Written task
Gather each line of the entries below that includes "JSON".

Recorded data

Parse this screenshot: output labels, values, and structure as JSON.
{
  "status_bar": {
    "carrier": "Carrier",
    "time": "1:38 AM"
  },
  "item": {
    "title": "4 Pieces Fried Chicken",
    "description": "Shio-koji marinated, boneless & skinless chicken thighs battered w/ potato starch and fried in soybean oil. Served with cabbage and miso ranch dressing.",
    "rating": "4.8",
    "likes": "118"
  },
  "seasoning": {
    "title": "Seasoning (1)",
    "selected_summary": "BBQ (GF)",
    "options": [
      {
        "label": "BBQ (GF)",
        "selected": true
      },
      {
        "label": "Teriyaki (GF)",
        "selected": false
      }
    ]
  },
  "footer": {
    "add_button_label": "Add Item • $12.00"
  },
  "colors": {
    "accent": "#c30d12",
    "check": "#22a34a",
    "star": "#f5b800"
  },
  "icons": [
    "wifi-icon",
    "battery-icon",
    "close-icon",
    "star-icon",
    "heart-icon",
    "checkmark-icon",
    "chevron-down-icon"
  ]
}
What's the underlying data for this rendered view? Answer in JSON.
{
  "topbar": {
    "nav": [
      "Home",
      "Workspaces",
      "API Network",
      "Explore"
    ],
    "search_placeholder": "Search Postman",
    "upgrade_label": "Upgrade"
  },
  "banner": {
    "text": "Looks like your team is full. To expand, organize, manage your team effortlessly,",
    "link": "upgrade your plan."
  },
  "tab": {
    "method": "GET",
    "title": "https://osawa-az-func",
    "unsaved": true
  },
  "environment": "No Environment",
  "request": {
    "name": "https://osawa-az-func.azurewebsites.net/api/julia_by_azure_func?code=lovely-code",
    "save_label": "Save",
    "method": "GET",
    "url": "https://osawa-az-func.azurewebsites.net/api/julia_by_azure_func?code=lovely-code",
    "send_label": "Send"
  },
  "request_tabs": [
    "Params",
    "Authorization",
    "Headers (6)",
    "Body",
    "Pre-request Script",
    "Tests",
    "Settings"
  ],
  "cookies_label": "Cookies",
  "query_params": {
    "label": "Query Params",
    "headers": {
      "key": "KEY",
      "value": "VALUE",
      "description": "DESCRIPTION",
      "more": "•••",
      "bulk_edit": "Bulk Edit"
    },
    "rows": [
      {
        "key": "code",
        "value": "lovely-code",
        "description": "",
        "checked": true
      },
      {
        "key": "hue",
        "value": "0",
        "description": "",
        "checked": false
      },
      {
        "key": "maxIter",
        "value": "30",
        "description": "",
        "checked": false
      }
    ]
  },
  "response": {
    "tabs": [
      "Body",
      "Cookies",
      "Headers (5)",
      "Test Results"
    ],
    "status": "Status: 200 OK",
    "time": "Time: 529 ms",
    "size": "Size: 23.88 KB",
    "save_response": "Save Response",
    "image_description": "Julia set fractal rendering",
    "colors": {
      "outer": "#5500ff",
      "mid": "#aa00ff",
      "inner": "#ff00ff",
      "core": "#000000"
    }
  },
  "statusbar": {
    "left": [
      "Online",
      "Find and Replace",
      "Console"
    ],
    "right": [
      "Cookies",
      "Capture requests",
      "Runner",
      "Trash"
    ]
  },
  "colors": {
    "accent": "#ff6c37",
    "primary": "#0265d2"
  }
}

Solution for this problem
Parse this screenshot: output labels, values, and structure as JSON.
What's the underlying data for this rendered view? Answer in JSON.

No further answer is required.